[Objective]: State how many lines of the entries include the string "text", please, leaving out everything but the number.

- - - - - - -

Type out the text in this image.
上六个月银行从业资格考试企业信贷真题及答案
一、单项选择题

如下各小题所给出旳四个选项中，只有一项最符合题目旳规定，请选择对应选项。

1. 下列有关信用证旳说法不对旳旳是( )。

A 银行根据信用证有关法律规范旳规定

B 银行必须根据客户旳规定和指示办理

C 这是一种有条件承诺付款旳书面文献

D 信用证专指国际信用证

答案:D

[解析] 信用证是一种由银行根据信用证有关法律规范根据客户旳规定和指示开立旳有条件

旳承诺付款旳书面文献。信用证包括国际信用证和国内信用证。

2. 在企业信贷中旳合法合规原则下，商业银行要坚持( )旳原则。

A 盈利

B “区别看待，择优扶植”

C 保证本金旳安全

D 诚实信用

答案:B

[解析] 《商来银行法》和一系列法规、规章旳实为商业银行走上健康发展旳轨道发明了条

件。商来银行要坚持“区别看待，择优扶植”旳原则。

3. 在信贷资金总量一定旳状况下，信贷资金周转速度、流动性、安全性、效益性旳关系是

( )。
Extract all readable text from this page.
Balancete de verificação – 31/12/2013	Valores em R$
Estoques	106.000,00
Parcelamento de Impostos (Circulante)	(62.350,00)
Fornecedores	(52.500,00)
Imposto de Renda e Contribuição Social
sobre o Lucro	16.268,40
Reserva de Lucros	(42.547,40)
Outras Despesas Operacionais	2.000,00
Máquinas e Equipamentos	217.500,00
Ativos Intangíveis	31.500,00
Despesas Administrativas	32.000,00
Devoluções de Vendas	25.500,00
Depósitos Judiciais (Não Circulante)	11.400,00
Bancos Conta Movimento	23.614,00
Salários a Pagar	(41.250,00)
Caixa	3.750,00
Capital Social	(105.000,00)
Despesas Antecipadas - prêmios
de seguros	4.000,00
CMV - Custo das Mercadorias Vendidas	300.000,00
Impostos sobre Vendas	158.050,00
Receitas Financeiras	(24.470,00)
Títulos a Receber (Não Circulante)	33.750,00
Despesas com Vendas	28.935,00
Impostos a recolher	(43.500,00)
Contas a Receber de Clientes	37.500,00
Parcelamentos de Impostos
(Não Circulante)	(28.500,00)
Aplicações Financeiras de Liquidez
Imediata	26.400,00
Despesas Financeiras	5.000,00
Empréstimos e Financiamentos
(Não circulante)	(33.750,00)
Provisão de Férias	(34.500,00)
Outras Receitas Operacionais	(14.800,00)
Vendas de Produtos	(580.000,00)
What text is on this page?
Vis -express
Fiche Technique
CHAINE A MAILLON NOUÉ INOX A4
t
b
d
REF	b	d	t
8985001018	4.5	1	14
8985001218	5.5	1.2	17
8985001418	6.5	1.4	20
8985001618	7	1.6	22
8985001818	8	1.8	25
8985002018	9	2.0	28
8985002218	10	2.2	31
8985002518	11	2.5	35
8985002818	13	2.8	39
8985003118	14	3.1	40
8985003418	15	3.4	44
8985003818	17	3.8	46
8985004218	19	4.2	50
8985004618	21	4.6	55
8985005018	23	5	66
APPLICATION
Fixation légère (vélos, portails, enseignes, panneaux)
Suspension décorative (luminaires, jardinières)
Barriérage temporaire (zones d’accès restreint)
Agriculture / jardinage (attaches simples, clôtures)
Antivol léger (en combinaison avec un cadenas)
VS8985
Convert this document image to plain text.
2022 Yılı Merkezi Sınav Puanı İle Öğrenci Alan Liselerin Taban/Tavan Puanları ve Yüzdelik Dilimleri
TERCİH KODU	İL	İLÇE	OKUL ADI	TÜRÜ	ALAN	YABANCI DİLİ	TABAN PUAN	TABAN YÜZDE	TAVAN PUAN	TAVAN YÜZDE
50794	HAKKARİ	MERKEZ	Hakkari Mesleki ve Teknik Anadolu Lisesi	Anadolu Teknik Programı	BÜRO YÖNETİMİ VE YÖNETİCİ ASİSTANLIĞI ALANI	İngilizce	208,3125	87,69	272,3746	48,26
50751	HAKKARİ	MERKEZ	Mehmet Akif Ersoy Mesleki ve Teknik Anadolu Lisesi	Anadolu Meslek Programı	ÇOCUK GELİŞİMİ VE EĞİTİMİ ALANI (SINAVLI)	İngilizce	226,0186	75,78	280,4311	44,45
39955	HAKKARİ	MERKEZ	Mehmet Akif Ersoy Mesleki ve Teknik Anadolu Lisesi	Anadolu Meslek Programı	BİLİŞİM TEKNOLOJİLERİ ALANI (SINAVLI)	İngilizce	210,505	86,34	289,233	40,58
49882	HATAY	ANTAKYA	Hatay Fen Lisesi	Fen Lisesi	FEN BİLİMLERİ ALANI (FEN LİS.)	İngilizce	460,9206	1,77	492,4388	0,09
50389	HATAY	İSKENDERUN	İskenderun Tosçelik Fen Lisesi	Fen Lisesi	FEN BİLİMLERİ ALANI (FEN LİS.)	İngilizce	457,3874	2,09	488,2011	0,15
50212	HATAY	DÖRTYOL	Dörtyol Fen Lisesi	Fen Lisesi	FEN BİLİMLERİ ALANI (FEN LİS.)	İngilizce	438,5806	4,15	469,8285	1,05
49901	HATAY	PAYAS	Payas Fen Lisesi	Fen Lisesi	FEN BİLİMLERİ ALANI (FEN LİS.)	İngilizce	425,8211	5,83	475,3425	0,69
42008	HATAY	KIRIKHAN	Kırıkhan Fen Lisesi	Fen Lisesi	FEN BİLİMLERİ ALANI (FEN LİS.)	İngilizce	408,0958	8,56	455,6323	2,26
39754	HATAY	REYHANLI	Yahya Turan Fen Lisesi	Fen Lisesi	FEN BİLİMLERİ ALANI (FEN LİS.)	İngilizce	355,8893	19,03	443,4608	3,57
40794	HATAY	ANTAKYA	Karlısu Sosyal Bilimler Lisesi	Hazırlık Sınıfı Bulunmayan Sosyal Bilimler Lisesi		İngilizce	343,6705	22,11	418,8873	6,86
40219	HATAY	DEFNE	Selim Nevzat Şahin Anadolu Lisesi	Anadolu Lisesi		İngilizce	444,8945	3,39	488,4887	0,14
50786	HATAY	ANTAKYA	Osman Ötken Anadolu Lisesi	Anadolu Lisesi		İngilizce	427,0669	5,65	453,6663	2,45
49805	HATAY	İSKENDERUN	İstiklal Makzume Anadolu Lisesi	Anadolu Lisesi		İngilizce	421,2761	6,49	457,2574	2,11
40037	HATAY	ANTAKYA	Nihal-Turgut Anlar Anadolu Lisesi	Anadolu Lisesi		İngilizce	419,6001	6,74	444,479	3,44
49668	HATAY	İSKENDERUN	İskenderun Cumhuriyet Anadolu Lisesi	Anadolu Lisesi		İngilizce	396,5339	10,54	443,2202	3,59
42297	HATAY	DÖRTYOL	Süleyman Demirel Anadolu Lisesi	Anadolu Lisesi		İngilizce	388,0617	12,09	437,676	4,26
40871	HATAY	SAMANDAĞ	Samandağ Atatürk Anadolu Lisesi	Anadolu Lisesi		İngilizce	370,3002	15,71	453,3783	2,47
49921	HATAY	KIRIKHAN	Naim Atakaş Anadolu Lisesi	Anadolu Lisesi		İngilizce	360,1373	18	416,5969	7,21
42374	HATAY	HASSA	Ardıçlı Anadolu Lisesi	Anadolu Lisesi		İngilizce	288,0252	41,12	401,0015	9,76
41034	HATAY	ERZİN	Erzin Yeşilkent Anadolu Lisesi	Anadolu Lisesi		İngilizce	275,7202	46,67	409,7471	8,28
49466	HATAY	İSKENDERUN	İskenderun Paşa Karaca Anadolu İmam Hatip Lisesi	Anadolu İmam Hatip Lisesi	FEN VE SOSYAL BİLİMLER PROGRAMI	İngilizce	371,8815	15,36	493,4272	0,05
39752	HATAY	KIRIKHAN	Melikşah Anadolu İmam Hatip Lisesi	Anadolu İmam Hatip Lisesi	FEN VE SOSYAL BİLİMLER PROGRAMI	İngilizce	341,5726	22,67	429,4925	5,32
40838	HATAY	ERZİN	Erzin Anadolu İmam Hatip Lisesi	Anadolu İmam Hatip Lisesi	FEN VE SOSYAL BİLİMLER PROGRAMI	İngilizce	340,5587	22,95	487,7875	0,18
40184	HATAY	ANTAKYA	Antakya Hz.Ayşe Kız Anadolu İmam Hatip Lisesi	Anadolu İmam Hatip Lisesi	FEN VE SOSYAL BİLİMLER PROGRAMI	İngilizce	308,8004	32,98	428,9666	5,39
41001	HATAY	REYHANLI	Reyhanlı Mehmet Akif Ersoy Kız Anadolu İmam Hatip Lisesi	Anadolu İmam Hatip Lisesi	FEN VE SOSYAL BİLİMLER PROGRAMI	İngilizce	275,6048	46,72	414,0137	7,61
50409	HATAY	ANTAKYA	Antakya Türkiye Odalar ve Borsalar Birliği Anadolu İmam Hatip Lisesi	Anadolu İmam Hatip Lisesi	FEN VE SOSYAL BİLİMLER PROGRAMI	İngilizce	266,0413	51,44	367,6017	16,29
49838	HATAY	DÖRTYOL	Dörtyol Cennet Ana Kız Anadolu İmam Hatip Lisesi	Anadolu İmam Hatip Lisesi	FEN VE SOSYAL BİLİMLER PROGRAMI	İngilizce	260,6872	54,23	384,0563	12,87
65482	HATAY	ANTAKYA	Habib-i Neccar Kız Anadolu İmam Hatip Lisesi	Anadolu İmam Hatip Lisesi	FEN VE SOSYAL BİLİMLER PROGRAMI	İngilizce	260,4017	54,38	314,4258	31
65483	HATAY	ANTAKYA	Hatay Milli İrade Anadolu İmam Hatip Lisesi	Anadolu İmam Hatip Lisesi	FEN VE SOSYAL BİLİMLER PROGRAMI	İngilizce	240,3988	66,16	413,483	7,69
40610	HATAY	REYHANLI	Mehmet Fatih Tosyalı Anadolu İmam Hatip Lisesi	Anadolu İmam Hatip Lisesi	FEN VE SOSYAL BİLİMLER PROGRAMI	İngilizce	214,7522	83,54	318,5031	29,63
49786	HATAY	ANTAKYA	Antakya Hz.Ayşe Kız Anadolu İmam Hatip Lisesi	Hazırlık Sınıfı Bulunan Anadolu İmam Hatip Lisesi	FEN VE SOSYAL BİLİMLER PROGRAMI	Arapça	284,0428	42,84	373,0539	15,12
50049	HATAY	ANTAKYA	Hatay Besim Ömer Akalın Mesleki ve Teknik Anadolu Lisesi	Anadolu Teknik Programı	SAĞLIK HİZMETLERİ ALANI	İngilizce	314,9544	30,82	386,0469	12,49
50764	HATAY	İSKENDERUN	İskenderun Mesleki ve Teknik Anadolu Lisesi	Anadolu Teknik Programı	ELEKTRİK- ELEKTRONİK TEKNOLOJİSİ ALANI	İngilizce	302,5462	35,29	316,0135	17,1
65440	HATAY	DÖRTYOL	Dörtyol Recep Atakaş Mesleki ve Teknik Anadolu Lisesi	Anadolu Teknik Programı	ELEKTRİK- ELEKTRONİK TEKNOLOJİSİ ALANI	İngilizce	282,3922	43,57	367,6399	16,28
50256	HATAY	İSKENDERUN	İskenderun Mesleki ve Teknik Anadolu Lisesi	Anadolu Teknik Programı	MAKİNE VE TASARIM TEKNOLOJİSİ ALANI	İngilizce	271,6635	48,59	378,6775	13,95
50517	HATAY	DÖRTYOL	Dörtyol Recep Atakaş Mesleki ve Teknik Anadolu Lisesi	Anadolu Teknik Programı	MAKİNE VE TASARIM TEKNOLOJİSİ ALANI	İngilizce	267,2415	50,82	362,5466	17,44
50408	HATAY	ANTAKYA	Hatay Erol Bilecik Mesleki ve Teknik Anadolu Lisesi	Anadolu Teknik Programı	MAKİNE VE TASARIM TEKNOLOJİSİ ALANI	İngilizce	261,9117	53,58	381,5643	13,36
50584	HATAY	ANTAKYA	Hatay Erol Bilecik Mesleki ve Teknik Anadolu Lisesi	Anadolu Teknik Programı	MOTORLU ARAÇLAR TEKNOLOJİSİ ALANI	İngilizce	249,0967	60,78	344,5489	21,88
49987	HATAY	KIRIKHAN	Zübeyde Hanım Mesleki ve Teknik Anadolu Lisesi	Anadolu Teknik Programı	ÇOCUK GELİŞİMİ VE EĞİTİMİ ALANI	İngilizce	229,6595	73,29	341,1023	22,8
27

- - - - - - -

[Result for this exercise]: 4